→ **AIM**
Find every line with the word "Sounds" and report how many there are, without any other text.

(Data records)
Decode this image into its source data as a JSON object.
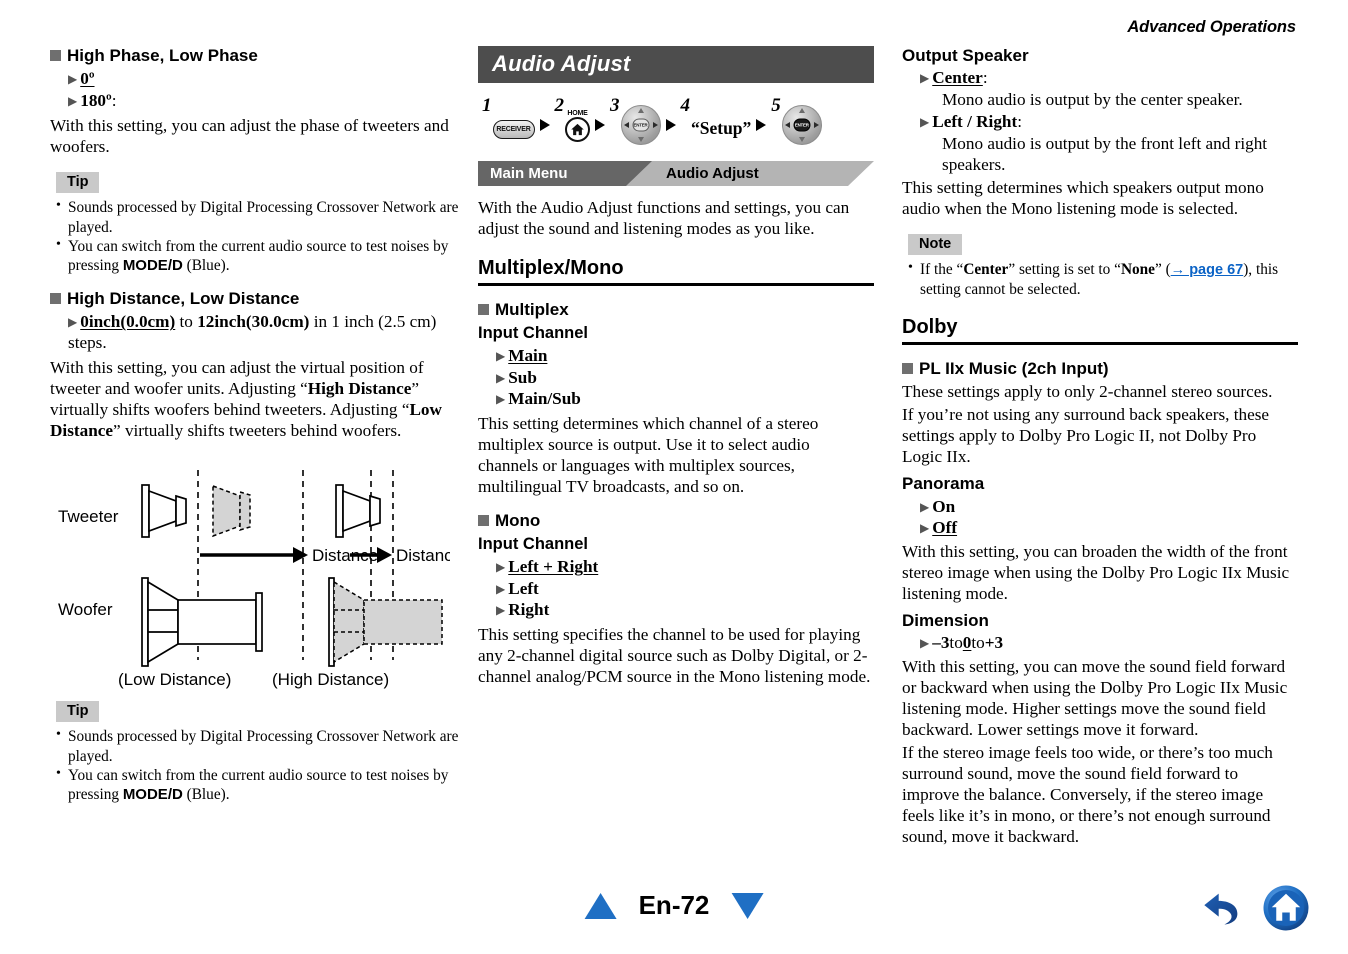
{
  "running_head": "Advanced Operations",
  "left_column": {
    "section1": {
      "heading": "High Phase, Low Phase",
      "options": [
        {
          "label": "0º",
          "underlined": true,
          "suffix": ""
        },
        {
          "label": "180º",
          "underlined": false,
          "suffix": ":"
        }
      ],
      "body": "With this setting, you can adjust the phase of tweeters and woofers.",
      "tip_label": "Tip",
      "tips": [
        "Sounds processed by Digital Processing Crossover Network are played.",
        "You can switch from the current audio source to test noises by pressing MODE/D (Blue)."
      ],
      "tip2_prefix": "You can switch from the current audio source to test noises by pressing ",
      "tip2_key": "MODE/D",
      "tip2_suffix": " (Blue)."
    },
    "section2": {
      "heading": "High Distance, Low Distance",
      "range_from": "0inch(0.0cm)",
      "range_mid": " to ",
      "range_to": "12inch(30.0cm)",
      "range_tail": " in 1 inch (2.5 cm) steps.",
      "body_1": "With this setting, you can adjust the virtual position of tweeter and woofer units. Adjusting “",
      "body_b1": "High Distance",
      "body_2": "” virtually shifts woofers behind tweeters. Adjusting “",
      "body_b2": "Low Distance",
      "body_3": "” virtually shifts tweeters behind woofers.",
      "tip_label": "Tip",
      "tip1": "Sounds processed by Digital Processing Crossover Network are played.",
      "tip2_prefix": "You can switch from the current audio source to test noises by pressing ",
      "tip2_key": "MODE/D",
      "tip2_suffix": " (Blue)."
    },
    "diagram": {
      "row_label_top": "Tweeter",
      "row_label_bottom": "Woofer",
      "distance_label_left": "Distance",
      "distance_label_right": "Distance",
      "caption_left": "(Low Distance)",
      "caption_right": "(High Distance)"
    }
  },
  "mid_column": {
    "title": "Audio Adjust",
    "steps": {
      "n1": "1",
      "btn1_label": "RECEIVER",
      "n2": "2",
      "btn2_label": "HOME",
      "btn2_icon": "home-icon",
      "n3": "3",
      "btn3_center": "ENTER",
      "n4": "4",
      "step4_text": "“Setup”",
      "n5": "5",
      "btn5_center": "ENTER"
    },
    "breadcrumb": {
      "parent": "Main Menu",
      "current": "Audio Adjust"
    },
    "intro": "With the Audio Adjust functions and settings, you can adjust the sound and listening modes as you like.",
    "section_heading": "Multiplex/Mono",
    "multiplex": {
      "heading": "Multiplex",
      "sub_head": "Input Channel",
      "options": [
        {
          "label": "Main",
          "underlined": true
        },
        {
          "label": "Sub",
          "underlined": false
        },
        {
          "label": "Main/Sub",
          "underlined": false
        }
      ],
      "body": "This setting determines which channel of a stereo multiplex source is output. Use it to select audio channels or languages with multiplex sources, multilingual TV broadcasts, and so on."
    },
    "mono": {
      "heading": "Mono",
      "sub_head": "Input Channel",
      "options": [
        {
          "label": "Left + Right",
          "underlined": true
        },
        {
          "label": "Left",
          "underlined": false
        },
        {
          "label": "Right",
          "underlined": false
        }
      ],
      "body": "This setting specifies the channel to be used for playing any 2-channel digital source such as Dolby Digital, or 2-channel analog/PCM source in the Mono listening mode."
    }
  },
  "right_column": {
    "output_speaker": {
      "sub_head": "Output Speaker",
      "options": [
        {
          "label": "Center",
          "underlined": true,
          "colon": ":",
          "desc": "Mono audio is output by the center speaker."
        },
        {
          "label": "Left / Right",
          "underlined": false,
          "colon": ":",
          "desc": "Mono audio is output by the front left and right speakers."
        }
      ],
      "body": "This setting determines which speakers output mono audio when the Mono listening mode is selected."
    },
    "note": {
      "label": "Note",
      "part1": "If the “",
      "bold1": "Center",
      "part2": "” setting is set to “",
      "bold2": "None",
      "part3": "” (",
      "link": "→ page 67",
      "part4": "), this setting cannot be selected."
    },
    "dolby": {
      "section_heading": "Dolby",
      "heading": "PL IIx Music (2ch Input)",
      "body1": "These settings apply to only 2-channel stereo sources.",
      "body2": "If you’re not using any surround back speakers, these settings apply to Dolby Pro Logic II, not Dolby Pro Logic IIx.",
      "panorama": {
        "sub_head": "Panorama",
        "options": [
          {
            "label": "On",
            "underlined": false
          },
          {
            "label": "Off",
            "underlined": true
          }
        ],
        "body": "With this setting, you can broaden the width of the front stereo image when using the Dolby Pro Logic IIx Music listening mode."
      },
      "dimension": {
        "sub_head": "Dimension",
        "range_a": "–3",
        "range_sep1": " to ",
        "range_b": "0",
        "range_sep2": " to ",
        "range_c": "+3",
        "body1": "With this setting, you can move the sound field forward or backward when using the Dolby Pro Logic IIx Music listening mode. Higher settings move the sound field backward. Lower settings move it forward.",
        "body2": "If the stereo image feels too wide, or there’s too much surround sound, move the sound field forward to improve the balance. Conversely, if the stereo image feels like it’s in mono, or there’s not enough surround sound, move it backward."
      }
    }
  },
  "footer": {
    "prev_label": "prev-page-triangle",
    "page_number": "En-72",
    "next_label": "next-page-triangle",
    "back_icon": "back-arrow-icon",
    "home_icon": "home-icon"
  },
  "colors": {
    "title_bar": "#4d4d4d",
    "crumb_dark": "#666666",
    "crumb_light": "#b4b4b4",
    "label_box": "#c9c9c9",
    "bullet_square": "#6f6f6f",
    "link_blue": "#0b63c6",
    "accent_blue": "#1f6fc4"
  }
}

* * *

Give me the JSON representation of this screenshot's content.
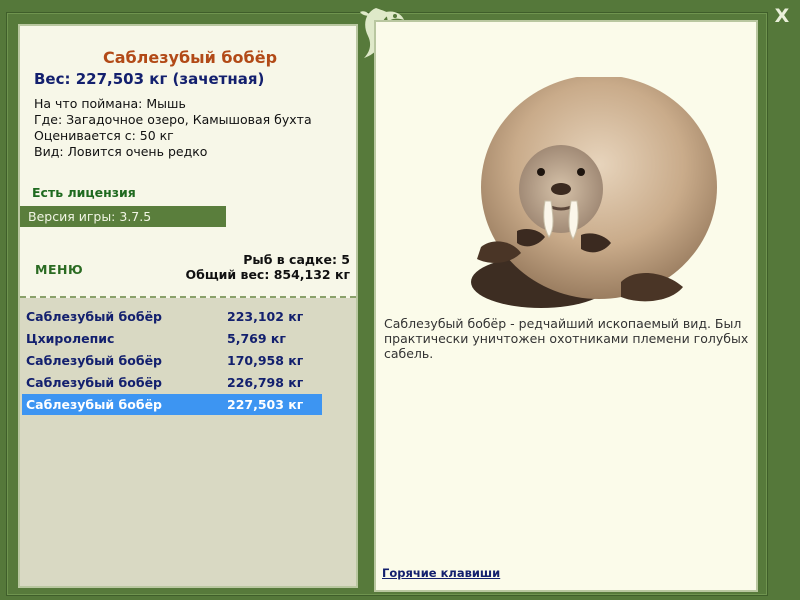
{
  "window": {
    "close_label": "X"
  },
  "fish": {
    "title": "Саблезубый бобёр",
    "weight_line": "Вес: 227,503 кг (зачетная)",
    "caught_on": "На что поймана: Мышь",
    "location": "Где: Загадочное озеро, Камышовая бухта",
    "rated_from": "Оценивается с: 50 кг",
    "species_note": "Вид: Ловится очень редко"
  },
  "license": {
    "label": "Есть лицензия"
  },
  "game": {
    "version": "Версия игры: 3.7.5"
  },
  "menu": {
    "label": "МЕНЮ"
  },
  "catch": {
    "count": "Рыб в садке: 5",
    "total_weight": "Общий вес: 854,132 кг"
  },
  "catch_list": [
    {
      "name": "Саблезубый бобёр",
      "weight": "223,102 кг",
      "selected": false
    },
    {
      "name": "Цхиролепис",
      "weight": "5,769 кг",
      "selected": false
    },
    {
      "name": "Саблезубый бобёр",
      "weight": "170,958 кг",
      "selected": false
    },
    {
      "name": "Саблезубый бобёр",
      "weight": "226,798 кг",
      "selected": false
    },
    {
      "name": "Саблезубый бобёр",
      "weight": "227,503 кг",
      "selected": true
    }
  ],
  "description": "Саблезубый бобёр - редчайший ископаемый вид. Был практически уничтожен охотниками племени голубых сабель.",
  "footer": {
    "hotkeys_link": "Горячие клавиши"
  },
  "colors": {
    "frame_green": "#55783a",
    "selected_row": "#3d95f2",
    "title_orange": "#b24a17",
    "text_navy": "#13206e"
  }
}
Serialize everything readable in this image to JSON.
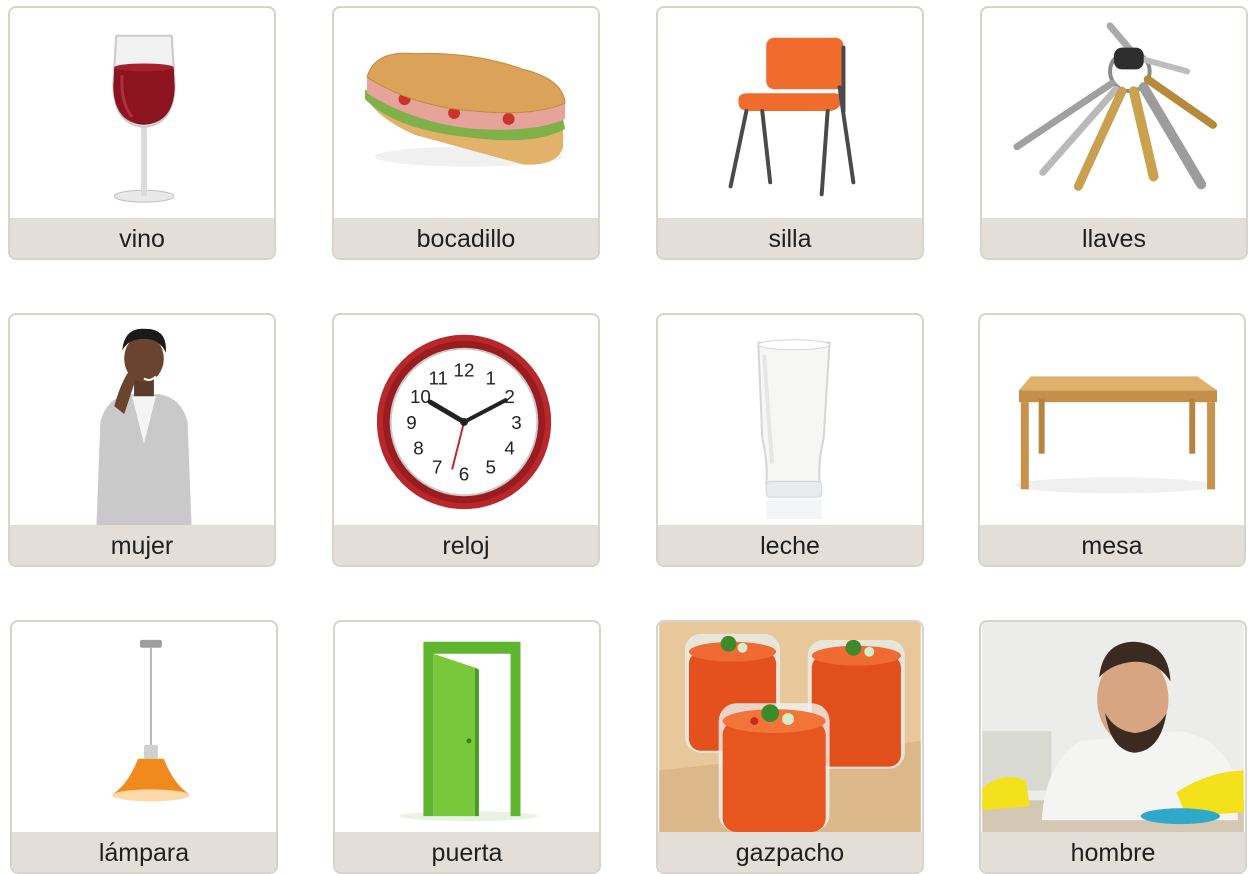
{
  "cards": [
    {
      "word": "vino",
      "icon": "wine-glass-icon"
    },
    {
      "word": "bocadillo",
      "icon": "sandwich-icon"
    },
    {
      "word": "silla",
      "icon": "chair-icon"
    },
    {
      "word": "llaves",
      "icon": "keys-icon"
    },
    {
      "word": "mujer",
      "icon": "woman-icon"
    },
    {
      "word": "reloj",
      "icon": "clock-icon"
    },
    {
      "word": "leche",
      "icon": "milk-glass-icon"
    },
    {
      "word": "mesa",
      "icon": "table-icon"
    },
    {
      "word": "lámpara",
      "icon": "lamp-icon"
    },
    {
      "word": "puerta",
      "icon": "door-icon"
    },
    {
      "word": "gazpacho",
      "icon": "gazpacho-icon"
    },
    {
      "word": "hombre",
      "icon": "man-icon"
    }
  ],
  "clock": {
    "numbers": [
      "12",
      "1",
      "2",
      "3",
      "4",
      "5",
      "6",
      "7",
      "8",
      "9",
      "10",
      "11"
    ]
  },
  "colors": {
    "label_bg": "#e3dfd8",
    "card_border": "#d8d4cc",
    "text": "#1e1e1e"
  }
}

→ **ANSWER FOR THE TASK**
2